*Provided text:*

Are You Definitely Positive, Mr Cholesky?


Some time ago, we took a look at the Jacobi decomposition[1] which is used to find the eigensystems of real symmetric matrices being, for a matrix \(\mathbf{M}\), those vectors \(\mathbf{v}_i\) and numbers \(\lambda_i\) that satisfy
\[ \mathbf{M} \times \mathbf{v}_i = \lambda_i \times \mathbf{v}_i \]
We saw that the eigenvectors of real symmetric matrices are orthogonal, or in other words at right angles to each other, and that we could construct a matrix \(\mathbf{V}\) whose columns are those eigenvectors and another \(\mathbf{\Lambda}\) whose diagonal elements are their associated eigenvalues and are everywhere else zero, from which we could reconstruct the matrix with
\[ \mathbf{M} = \mathbf{V} \times \mathbf{\Lambda} \times \mathbf{V}^\mathrm{T} \]
where the \(\mathrm{T}\) is the transpose operator which exchanges the rows with the columns of the matrix that is a superscript of.
This representation of a matrix turned out to have some tremendously useful consequences, such as dramatically simplifying both the solution of simultaneous linear equations and the calculation of functions of matrices like the inverse and, crucially in the context of this post, the square root.

Now, before I get to why the latter is so crucial, we shall need a refresher on the Gaussian elimination algorithm that we used to implement the inverse function for our ak.matrix class[2] and that I unforgivably glossed over when showing its implementation for our ak.complexMatrix last time[3].

Eliminate! Eliminate!

*Provided material:*
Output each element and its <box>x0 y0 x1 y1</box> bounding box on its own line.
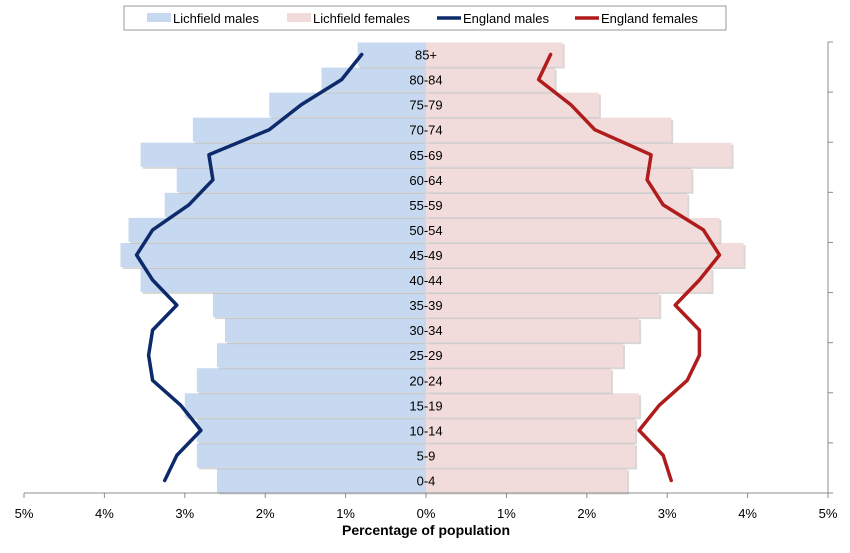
age-group-label: 55-59 <box>409 198 442 213</box>
age-group-label: 20-24 <box>409 373 442 388</box>
age-group-label: 80-84 <box>409 73 442 88</box>
lichfield-females-bar <box>426 67 555 92</box>
age-group-label: 15-19 <box>409 398 442 413</box>
lichfield-females-bar <box>426 293 660 318</box>
age-group-label: 50-54 <box>409 223 442 238</box>
lichfield-females-bar <box>426 468 627 493</box>
lichfield-males-bar <box>164 192 426 217</box>
x-axis-label: Percentage of population <box>342 522 510 538</box>
lichfield-females-bar <box>426 418 636 443</box>
lichfield-females-bar <box>426 368 611 393</box>
x-tick-label: 1% <box>497 506 516 521</box>
x-tick-label: 1% <box>336 506 355 521</box>
lichfield-females-bar <box>426 142 732 167</box>
age-group-label: 60-64 <box>409 173 442 188</box>
lichfield-males-legend-label: Lichfield males <box>173 11 259 26</box>
x-tick-label: 2% <box>577 506 596 521</box>
lichfield-females-bar <box>426 268 712 293</box>
age-group-labels: 0-4 5-9 10-14 15-19 20-24 25-29 30-34 35-39 40-4… <box>409 48 442 489</box>
lichfield-males-bar <box>269 92 426 117</box>
england-lines <box>134 52 722 483</box>
lichfield-males-bar <box>216 343 426 368</box>
england-females-line <box>536 52 722 483</box>
legend-box <box>123 5 727 31</box>
lichfield-males-bar <box>196 368 426 393</box>
age-group-label: 5-9 <box>417 448 436 463</box>
lichfield-males-bar <box>357 42 426 67</box>
x-axis-ticks: 5% 4% 3% 2% 1% 0% 1% 2% 3% 4% 5% <box>15 41 838 521</box>
lichfield-females-bar <box>426 393 640 418</box>
lichfield-females-bar <box>426 443 636 468</box>
lichfield-males-bar <box>216 468 426 493</box>
lichfield-females-bar <box>426 343 623 368</box>
age-group-label: 65-69 <box>409 148 442 163</box>
lichfield-males-bar <box>184 393 426 418</box>
lichfield-males-bar <box>212 293 426 318</box>
england-males-line <box>134 52 364 483</box>
lichfield-males-legend-swatch <box>147 13 171 22</box>
age-group-label: 0-4 <box>417 473 436 488</box>
lichfield-females-legend-swatch <box>287 13 311 22</box>
lichfield-females-bar <box>426 318 640 343</box>
age-group-label: 40-44 <box>409 273 442 288</box>
lichfield-males-bar <box>225 318 426 343</box>
x-tick-label: 3% <box>175 506 194 521</box>
x-tick-label: 3% <box>658 506 677 521</box>
age-group-label: 10-14 <box>409 423 442 438</box>
age-group-label: 25-29 <box>409 348 442 363</box>
bars <box>120 42 746 495</box>
lichfield-males-bar <box>128 217 426 242</box>
lichfield-males-bar <box>120 242 426 267</box>
age-group-label: 45-49 <box>409 248 442 263</box>
lichfield-females-bar <box>426 192 688 217</box>
age-group-label: 35-39 <box>409 298 442 313</box>
x-tick-label: 0% <box>417 506 436 521</box>
x-tick-label: 4% <box>738 506 757 521</box>
lichfield-females-bar <box>426 42 563 67</box>
age-group-label: 70-74 <box>409 123 442 138</box>
x-tick-label: 4% <box>95 506 114 521</box>
age-group-label: 85+ <box>415 48 437 63</box>
lichfield-males-bar <box>196 443 426 468</box>
lichfield-females-bar <box>426 217 720 242</box>
lichfield-females-bar <box>426 242 744 267</box>
x-tick-label: 5% <box>819 506 838 521</box>
lichfield-males-bar <box>176 167 426 192</box>
x-tick-label: 5% <box>15 506 34 521</box>
lichfield-males-bar <box>196 418 426 443</box>
lichfield-males-bar <box>140 142 426 167</box>
age-group-label: 75-79 <box>409 98 442 113</box>
x-tick-label: 2% <box>256 506 275 521</box>
lichfield-males-bar <box>140 268 426 293</box>
lichfield-males-bar <box>192 117 426 142</box>
lichfield-females-legend-label: Lichfield females <box>313 11 410 26</box>
lichfield-females-bar <box>426 117 672 142</box>
age-group-label: 30-34 <box>409 323 442 338</box>
legend: Lichfield males Lichfield females England … <box>123 5 727 31</box>
england-females-legend-label: England females <box>601 11 698 26</box>
england-males-legend-label: England males <box>463 11 549 26</box>
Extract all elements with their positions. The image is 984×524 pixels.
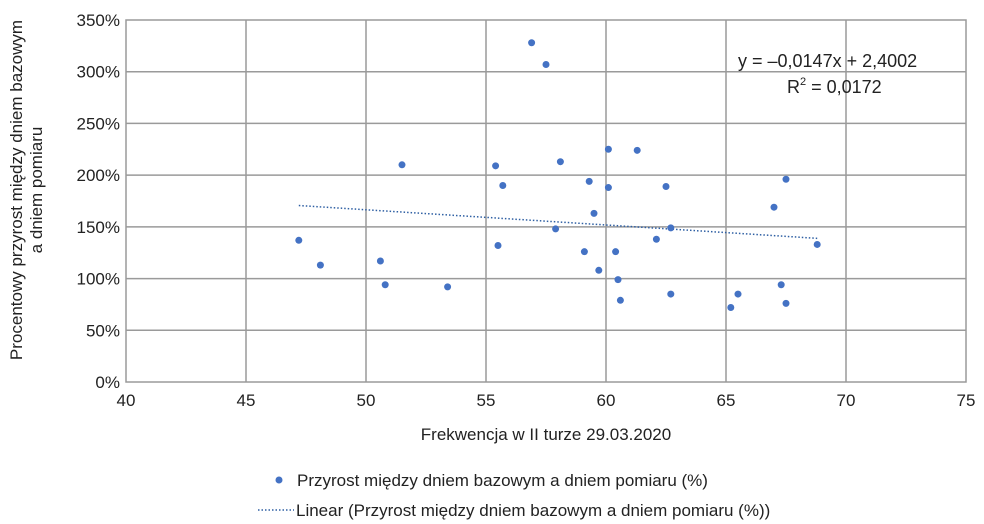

*Directive A:* Quote the provided text from "This representation of" to "the square root.".
*Directive B:* In the provided text, which items carry a numbered reference in square brackets? Give each one with its number.

*Full output A:*
This representation of a matrix turned out to have some tremendously useful consequences, such as dramatically simplifying both the solution of simultaneous linear equations and the calculation of functions of matrices like the inverse and, crucially in the context of this post, the square root.

*Full output B:*
[1] the Jacobi decomposition
[2] the ak.matrix class
[3] the implementation for ak.complexMatrix shown last time